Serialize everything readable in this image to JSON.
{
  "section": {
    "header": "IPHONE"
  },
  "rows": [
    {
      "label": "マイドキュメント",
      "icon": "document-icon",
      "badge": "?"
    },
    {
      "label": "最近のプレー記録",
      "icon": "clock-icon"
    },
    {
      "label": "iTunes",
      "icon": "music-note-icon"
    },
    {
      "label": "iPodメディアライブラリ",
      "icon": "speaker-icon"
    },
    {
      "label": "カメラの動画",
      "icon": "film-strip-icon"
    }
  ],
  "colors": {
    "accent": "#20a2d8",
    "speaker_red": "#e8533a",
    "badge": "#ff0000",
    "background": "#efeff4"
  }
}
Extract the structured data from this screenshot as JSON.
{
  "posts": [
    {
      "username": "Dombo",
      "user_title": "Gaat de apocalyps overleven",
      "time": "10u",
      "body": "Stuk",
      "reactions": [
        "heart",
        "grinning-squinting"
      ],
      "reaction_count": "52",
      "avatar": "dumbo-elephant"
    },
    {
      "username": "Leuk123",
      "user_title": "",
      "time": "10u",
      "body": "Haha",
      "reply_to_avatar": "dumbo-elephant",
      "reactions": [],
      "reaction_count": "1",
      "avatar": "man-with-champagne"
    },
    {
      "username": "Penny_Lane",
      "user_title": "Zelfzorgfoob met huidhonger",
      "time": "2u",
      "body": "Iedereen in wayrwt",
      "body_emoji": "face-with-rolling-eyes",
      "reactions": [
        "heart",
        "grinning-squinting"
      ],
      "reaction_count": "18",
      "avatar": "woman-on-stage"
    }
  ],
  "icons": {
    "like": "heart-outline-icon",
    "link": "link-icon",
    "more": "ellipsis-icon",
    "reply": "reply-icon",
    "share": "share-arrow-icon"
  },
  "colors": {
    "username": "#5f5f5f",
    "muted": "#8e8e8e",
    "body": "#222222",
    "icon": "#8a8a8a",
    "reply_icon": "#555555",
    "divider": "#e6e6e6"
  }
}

= = = =

- _WHAT YOU HAVE TO DO_:
Retype the listing exactly, in full.

- _RESULT_:
Serialize everything readable in this image to JSON.
{
  "section": {
    "header": "IPHONE"
  },
  "rows": [
    {
      "label": "マイドキュメント",
      "icon": "document-icon",
      "badge": "?"
    },
    {
      "label": "最近のプレー記録",
      "icon": "clock-icon"
    },
    {
      "label": "iTunes",
      "icon": "music-note-icon"
    },
    {
      "label": "iPodメディアライブラリ",
      "icon": "speaker-icon"
    },
    {
      "label": "カメラの動画",
      "icon": "film-strip-icon"
    }
  ],
  "colors": {
    "accent": "#20a2d8",
    "speaker_red": "#e8533a",
    "badge": "#ff0000",
    "background": "#efeff4"
  }
}
Extract the structured data from this screenshot as JSON.
{
  "posts": [
    {
      "username": "Dombo",
      "user_title": "Gaat de apocalyps overleven",
      "time": "10u",
      "body": "Stuk",
      "reactions": [
        "heart",
        "grinning-squinting"
      ],
      "reaction_count": "52",
      "avatar": "dumbo-elephant"
    },
    {
      "username": "Leuk123",
      "user_title": "",
      "time": "10u",
      "body": "Haha",
      "reply_to_avatar": "dumbo-elephant",
      "reactions": [],
      "reaction_count": "1",
      "avatar": "man-with-champagne"
    },
    {
      "username": "Penny_Lane",
      "user_title": "Zelfzorgfoob met huidhonger",
      "time": "2u",
      "body": "Iedereen in wayrwt",
      "body_emoji": "face-with-rolling-eyes",
      "reactions": [
        "heart",
        "grinning-squinting"
      ],
      "reaction_count": "18",
      "avatar": "woman-on-stage"
    }
  ],
  "icons": {
    "like": "heart-outline-icon",
    "link": "link-icon",
    "more": "ellipsis-icon",
    "reply": "reply-icon",
    "share": "share-arrow-icon"
  },
  "colors": {
    "username": "#5f5f5f",
    "muted": "#8e8e8e",
    "body": "#222222",
    "icon": "#8a8a8a",
    "reply_icon": "#555555",
    "divider": "#e6e6e6"
  }
}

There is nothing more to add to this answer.